Hello, folks! In this article, we will be focusing on **3 important techniques to Impute missing data values** in Python.

So, let us begin.

## Why do we need to impute missing data values?

Before going ahead with imputation, let us understand what is a missing value.

So, a missing value is the part of the dataset that seems missing or is a null value, maybe due to some missing data during research or data collection.

Having a missing value in a machine learning model is considered very inefficient and hazardous because of the following reasons:

**Reduces the efficiency**of the ML model.**Affects the overall distribution**of data values.- It leads to a
**biased effect**in the estimation of the ML model.

This is when imputation comes into picture.

By imputation, we mean to replace the missing or null values with a particular value in the entire dataset.

Imputation can be done using any of the below techniques–

**Impute by mean****Impute by median****Knn Imputation**

Let us now understand and implement each of the techniques in the upcoming section.
= = =
In the article on imputing missing data, what does imputation mean? Answer using only the article on imputing missing data.

=== Entries shown ===
= = =
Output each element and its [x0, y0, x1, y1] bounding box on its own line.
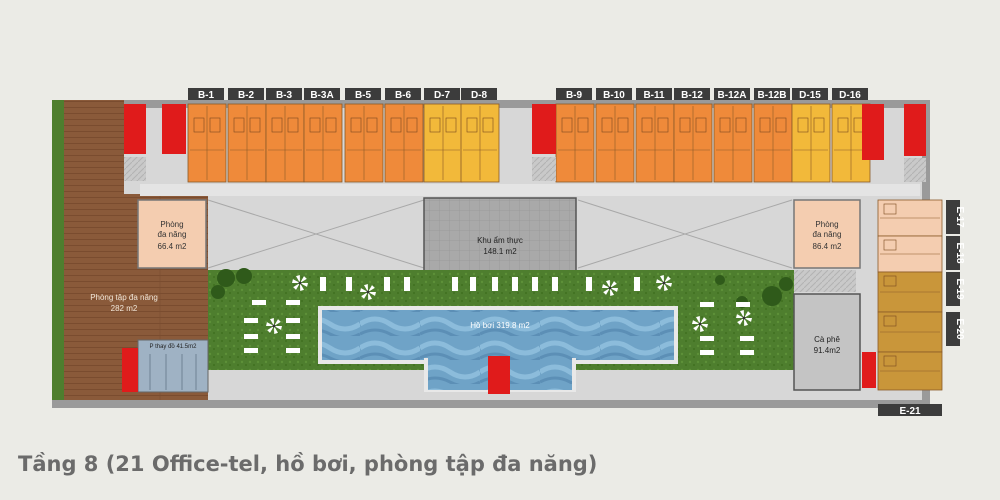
multi-room-left — [137, 199, 207, 269]
unit-label-b-5: B-5 — [355, 90, 372, 101]
unit-label-plate-d-8 — [461, 88, 497, 100]
unit-label-b-3: B-3 — [276, 90, 293, 101]
unit-label-plate-b-2 — [228, 88, 264, 100]
gym-name: Phòng tập đa năng — [90, 293, 158, 302]
umbrella — [692, 316, 708, 332]
shaft-right — [904, 158, 926, 182]
core-left-1 — [124, 104, 146, 154]
unit-label-plate-e-19 — [946, 272, 960, 306]
umbrella-group — [266, 275, 752, 334]
core-left-2 — [162, 104, 186, 154]
multi-right-name-1: Phòng — [815, 220, 838, 229]
unit-label-plate-b-11 — [636, 88, 672, 100]
multi-left-name-1: Phòng — [160, 220, 183, 229]
unit-label-plate-b-3 — [266, 88, 302, 100]
umbrella — [266, 318, 282, 334]
cafe-area: 91.4m2 — [814, 346, 841, 355]
core-mid — [532, 104, 556, 154]
cafe-stair — [794, 270, 856, 292]
shaft-left — [124, 157, 146, 181]
unit-label-plate-e-20 — [946, 312, 960, 346]
food-name: Khu ẩm thực — [477, 236, 523, 245]
unit-label-plate-b-9 — [556, 88, 592, 100]
unit-label-plate-d-16 — [832, 88, 868, 100]
unit-label-e-18: E-18 — [954, 242, 965, 264]
core-cafe — [862, 352, 876, 388]
core-right-1 — [862, 104, 884, 160]
food-area: 148.1 m2 — [483, 247, 517, 256]
core-lower-left — [122, 348, 138, 392]
gym-area: 282 m2 — [111, 304, 138, 313]
gym-green-border — [52, 100, 64, 400]
pool-water — [322, 310, 674, 360]
side-unit-column — [877, 199, 943, 391]
unit-label-plate-e-18 — [946, 236, 960, 270]
umbrella — [736, 310, 752, 326]
cafe — [793, 293, 861, 391]
floor-caption: Tầng 8 (21 Office-tel, hồ bơi, phòng tập… — [18, 452, 598, 476]
core-pool — [488, 356, 510, 394]
unit-label-b-9: B-9 — [566, 90, 583, 101]
food-court — [423, 197, 577, 273]
umbrella — [602, 280, 618, 296]
unit-label-plate-b-12 — [674, 88, 710, 100]
unit-label-b-12a: B-12A — [718, 90, 747, 101]
umbrella — [360, 284, 376, 300]
unit-label-plate-b-10 — [596, 88, 632, 100]
unit-label-plate-b-6 — [385, 88, 421, 100]
unit-label-d-15: D-15 — [799, 90, 821, 101]
gym-floor-top — [64, 100, 124, 194]
unit-label-plate-d-7 — [424, 88, 460, 100]
unit-label-b-2: B-2 — [238, 90, 255, 101]
unit-label-b-12b: B-12B — [758, 90, 787, 101]
pool-label: Hồ bơi 319.8 m2 — [470, 321, 530, 330]
multi-room-right — [793, 199, 861, 269]
unit-label-d-8: D-8 — [471, 90, 488, 101]
multi-left-area: 66.4 m2 — [158, 242, 187, 251]
unit-label-plate-b-5 — [345, 88, 381, 100]
changing-room-label: P thay đồ 41.5m2 — [150, 344, 198, 350]
unit-label-b-3a: B-3A — [310, 90, 333, 101]
top-corridor — [140, 184, 920, 196]
unit-label-plate-d-15 — [792, 88, 828, 100]
multi-left-name-2: đa năng — [158, 230, 187, 239]
shaft-mid — [532, 157, 556, 181]
unit-label-b-6: B-6 — [395, 90, 412, 101]
cafe-name: Cà phê — [814, 335, 840, 344]
unit-label-e-17: E-17 — [954, 206, 965, 228]
unit-label-b-10: B-10 — [603, 90, 625, 101]
unit-label-e-20: E-20 — [954, 318, 965, 340]
multi-right-name-2: đa năng — [813, 230, 842, 239]
unit-label-plate-e-17 — [946, 200, 960, 234]
umbrella — [292, 275, 308, 291]
unit-label-plate-b-12b — [754, 88, 790, 100]
lounger-group — [244, 277, 754, 355]
unit-label-b-1: B-1 — [198, 90, 215, 101]
unit-label-e-19: E-19 — [954, 278, 965, 300]
side-unit-labels: E-17E-18E-19E-20 — [946, 200, 965, 346]
unit-label-plate-b-3a — [304, 88, 340, 100]
unit-label-plate-b-12a — [714, 88, 750, 100]
top-unit-row — [187, 103, 871, 183]
top-unit-labels: B-1 B-2 B-3 B-3A B-5 B-6 D-7 D-8 B-9 B-10 B-11 B-12… — [188, 88, 868, 101]
unit-label-e21: E-21 — [899, 406, 921, 417]
unit-label-b-11: B-11 — [643, 90, 665, 101]
unit-label-plate-e21 — [878, 404, 942, 416]
unit-label-b-12: B-12 — [681, 90, 703, 101]
multi-right-area: 86.4 m2 — [813, 242, 842, 251]
umbrella — [656, 275, 672, 291]
unit-label-plate-b-1 — [188, 88, 224, 100]
unit-label-d-7: D-7 — [434, 90, 451, 101]
unit-label-d-16: D-16 — [839, 90, 861, 101]
core-right-2 — [904, 104, 926, 156]
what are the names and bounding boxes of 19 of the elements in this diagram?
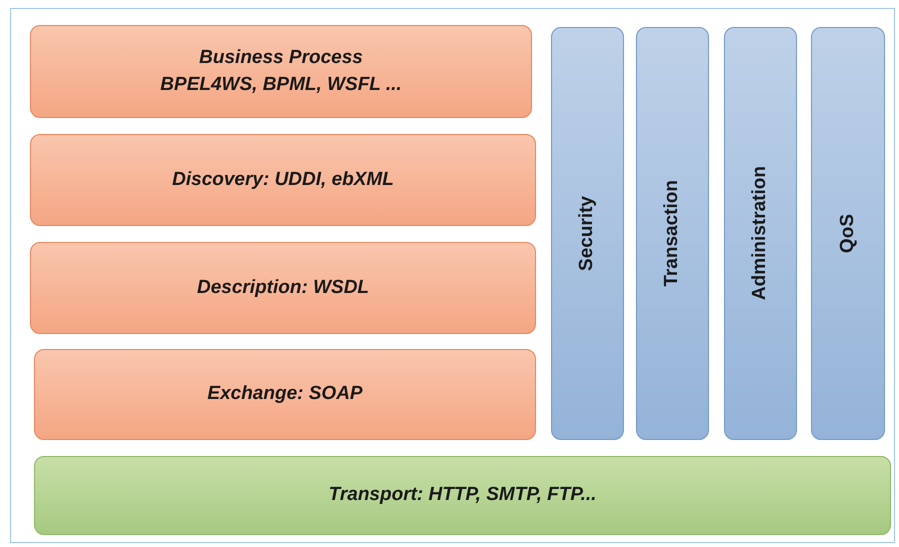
layer-label: Administration: [748, 166, 772, 301]
layer-box: [551, 27, 624, 440]
layer-label: Security: [575, 196, 598, 271]
layer-label: Description: WSDL: [196, 276, 370, 300]
layer-box: [30, 25, 532, 118]
layer-box: [811, 27, 885, 440]
layer-box: [34, 456, 891, 535]
layer-box: [636, 27, 709, 440]
layer-box: [30, 242, 536, 334]
layer-label: Discovery: UDDI, ebXML: [172, 168, 394, 192]
layer-label: Transport: HTTP, SMTP, FTP...: [328, 483, 596, 508]
layer-box: [724, 27, 797, 440]
layer-detail: BPEL4WS, BPML, WSFL ...: [160, 72, 402, 96]
layer-box: [34, 349, 536, 440]
layer-label: QoS: [836, 214, 859, 254]
layer-box: [30, 134, 536, 226]
layer-label: Transaction: [660, 180, 684, 287]
layer-label: Exchange: SOAP: [207, 382, 363, 406]
layer-label: Business Process: [199, 46, 363, 70]
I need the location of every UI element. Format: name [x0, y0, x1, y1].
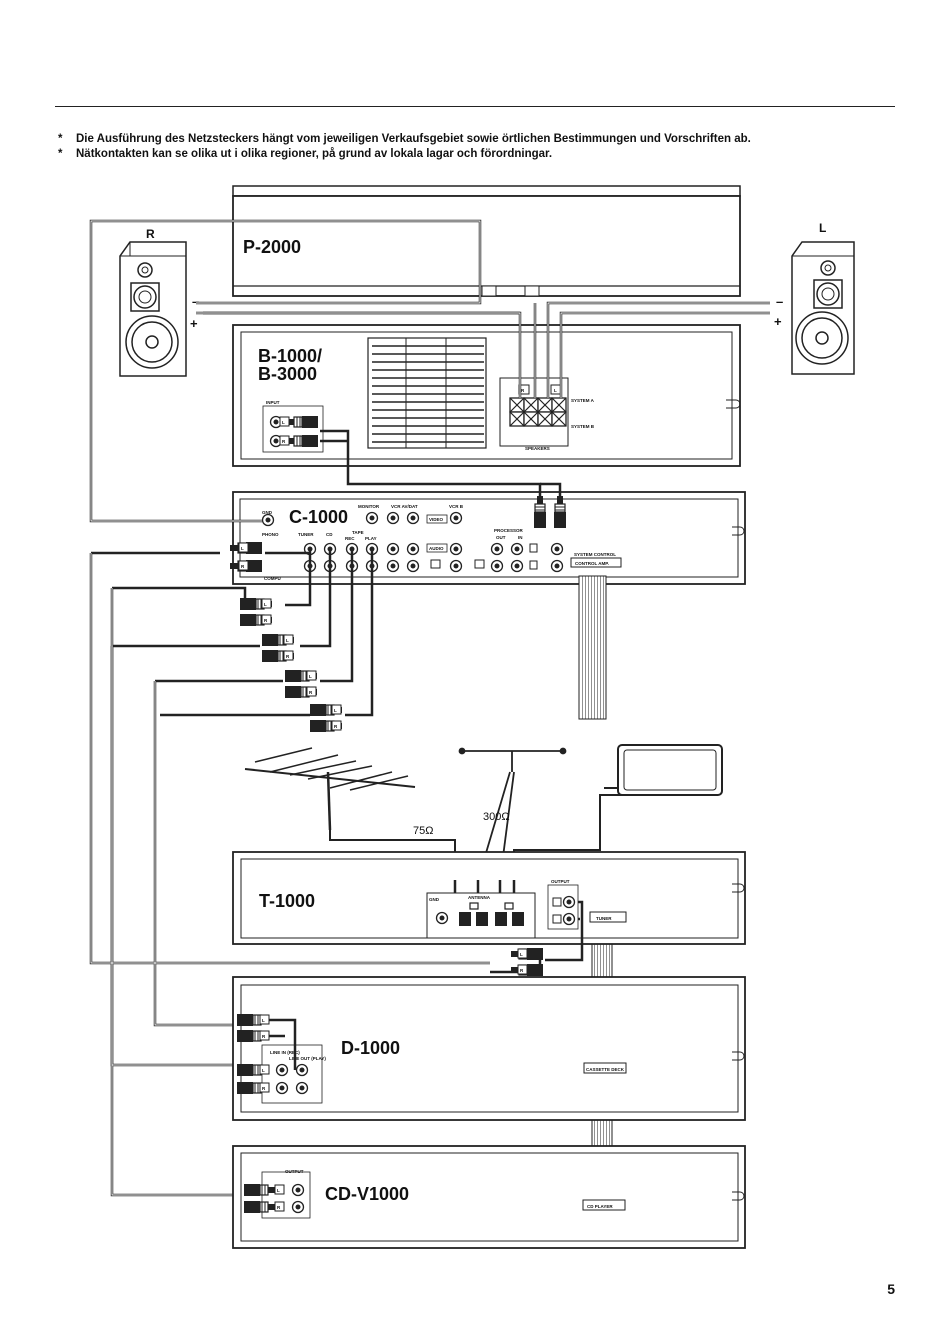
preamp-video-label: VIDEO — [429, 517, 444, 522]
heatsink-grille — [367, 337, 487, 449]
preamp-tape-label: TAPE — [352, 530, 364, 535]
cd-player-label: CD-V1000 — [325, 1184, 409, 1204]
tuner-plug-l: L — [264, 602, 267, 607]
preamp-monitor-label: MONITOR — [358, 504, 380, 509]
cd-out-r: R — [277, 1205, 281, 1210]
ohm-300-label: 300Ω — [483, 811, 510, 823]
line-in-label: LINE IN (REC) — [270, 1050, 300, 1055]
preamp-vcrb-label: VCR B — [449, 504, 464, 509]
turntable-unit: P-2000 — [232, 185, 741, 297]
rec-plug-r: R — [309, 690, 313, 695]
cd-plug-l: L — [286, 638, 289, 643]
preout-cable — [320, 429, 562, 500]
ohm-75-label: 75Ω — [413, 825, 433, 837]
play-plug-r: R — [334, 724, 338, 729]
power-amp-label-line1: B-1000/ — [258, 346, 322, 366]
deck-out-r: R — [262, 1086, 266, 1091]
phono-plug-l: L — [241, 546, 244, 551]
note-plug-swedish: * Nätkontakten kan se olika ut i olika re… — [58, 148, 552, 160]
turntable-label: P-2000 — [243, 237, 301, 257]
preamp-tuner-label: TUNER — [298, 532, 314, 537]
rec-plug-l: L — [309, 674, 312, 679]
note-bullet: * — [58, 148, 63, 160]
tuner-output-label: OUTPUT — [551, 879, 570, 884]
deck-in-l: L — [262, 1018, 265, 1023]
preamp-source-plugs: L R L R L R L R L R — [229, 541, 343, 733]
note-plug-german: * Die Ausführung des Netzsteckers hängt v… — [58, 133, 751, 145]
cd-tag: CD PLAYER — [587, 1204, 613, 1209]
preamp-unit: C-1000 GND PHONO TUNER CD TAPE REC PLAY … — [232, 491, 746, 585]
preamp-audio-label: AUDIO — [429, 546, 444, 551]
phono-plug-r: R — [241, 564, 245, 569]
preamp-vcr-label: VCR AV/DAT — [391, 504, 418, 509]
header-rule — [55, 106, 895, 107]
preamp-rec-label: REC — [345, 536, 355, 541]
cd-player-unit: CD-V1000 OUTPUT CD PLAYER — [232, 1145, 746, 1249]
preamp-phono-label: PHONO — [262, 532, 279, 537]
speaker-right-label: R — [146, 227, 155, 241]
preamp-processor-label: PROCESSOR — [494, 528, 524, 533]
system-control-cable — [578, 575, 607, 720]
page-number: 5 — [887, 1281, 895, 1297]
cassette-deck-unit: D-1000 LINE IN (REC) LINE OUT (PLAY) CAS… — [232, 976, 746, 1121]
power-amp-label-line2: B-3000 — [258, 364, 317, 384]
tuner-out-l: L — [520, 952, 523, 957]
speaker-right-plus: + — [190, 316, 198, 331]
note-text: Die Ausführung des Netzsteckers hängt vo… — [76, 133, 751, 145]
preamp-in-label: IN — [518, 535, 523, 540]
play-plug-l: L — [334, 708, 337, 713]
system-a-label: SYSTEM A — [571, 398, 595, 403]
tuner-label: T-1000 — [259, 891, 315, 911]
tuner-gnd-label: GND — [429, 897, 440, 902]
speaker-right: R – + — [119, 227, 199, 377]
cd-out-l: L — [277, 1188, 280, 1193]
preamp-cd-label: CD — [326, 532, 333, 537]
speaker-left-minus: – — [776, 294, 783, 309]
terminal-l-label: L — [554, 388, 557, 393]
tuner-plug-r: R — [264, 618, 268, 623]
amp-input-r: R — [282, 439, 286, 444]
speakers-label: SPEAKERS — [525, 446, 550, 451]
power-amp-input-label: INPUT — [266, 400, 280, 405]
cd-output-label: OUTPUT — [285, 1169, 304, 1174]
deck-in-r: R — [262, 1034, 266, 1039]
preamp-compu-label: COMPU — [264, 576, 281, 581]
deck-out-l: L — [262, 1068, 265, 1073]
system-b-label: SYSTEM B — [571, 424, 595, 429]
tuner-antenna-label: ANTENNA — [468, 895, 491, 900]
system-control-label: SYSTEM CONTROL — [574, 552, 616, 557]
tuner-tag: TUNER — [596, 916, 612, 921]
tuner-out-r: R — [520, 968, 524, 973]
terminal-r-label: R — [521, 388, 525, 393]
speaker-left: L – + — [774, 221, 855, 375]
control-amp-tag: CONTROL AMP. — [575, 561, 609, 566]
preamp-play-label: PLAY — [365, 536, 377, 541]
speaker-left-plus: + — [774, 314, 782, 329]
tuner-unit: T-1000 GND ANTENNA OUTPUT TUNER — [232, 851, 746, 945]
note-text: Nätkontakten kan se olika ut i olika reg… — [76, 148, 553, 160]
preamp-gnd-label: GND — [262, 510, 273, 515]
cd-plug-r: R — [286, 654, 290, 659]
cassette-label: D-1000 — [341, 1038, 400, 1058]
note-bullet: * — [58, 133, 63, 145]
preamp-label: C-1000 — [289, 507, 348, 527]
amp-input-l: L — [282, 420, 285, 425]
speaker-right-minus: – — [192, 294, 199, 309]
preamp-out-label: OUT — [496, 535, 506, 540]
speaker-left-label: L — [819, 221, 826, 235]
line-out-label: LINE OUT (PLAY) — [289, 1056, 326, 1061]
cassette-tag: CASSETTE DECK — [586, 1067, 625, 1072]
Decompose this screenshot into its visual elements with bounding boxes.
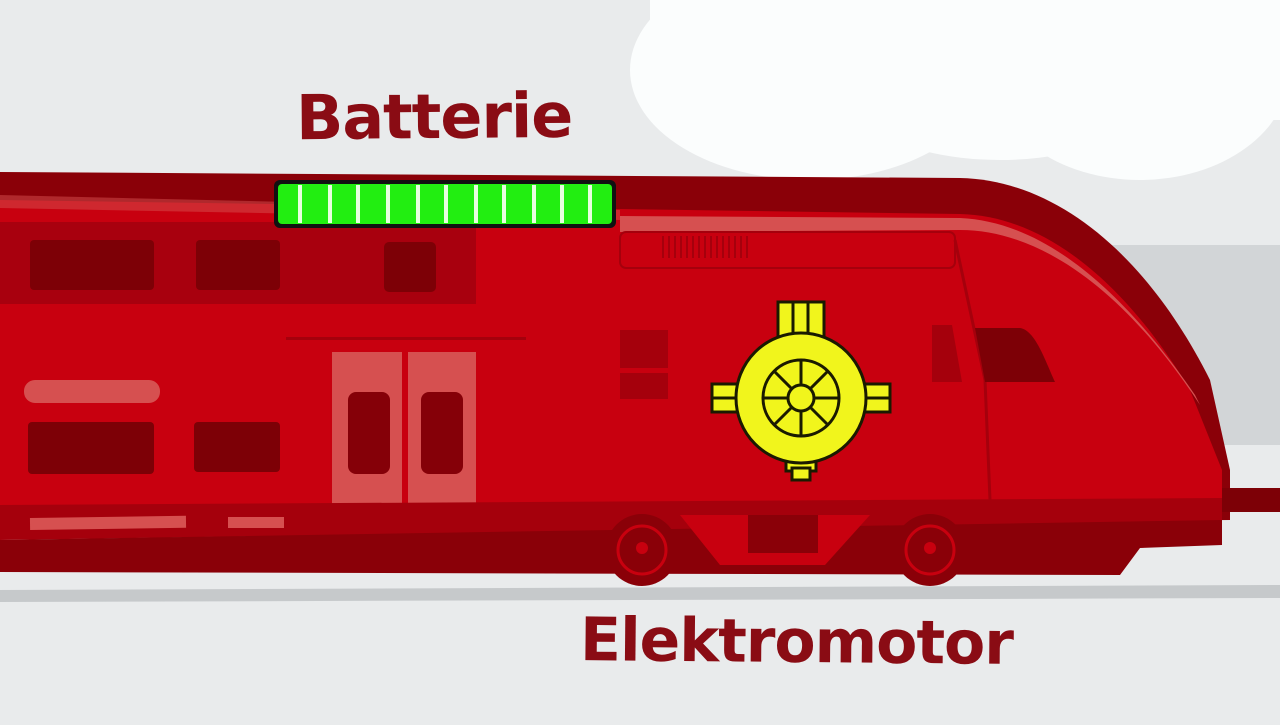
- cloud: [630, 0, 1280, 180]
- battery-label: Batterie: [295, 78, 573, 155]
- train-body: [0, 172, 1280, 575]
- motor-label: Elektromotor: [579, 605, 1014, 679]
- track-line: [0, 585, 1280, 602]
- battery-gauge-icon: [274, 180, 616, 228]
- bogie: [606, 514, 966, 586]
- electric-motor-icon: [710, 300, 892, 482]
= = =
=== Correct output ===
Imputation means replacing the missing or null values with a particular value across the entire dataset.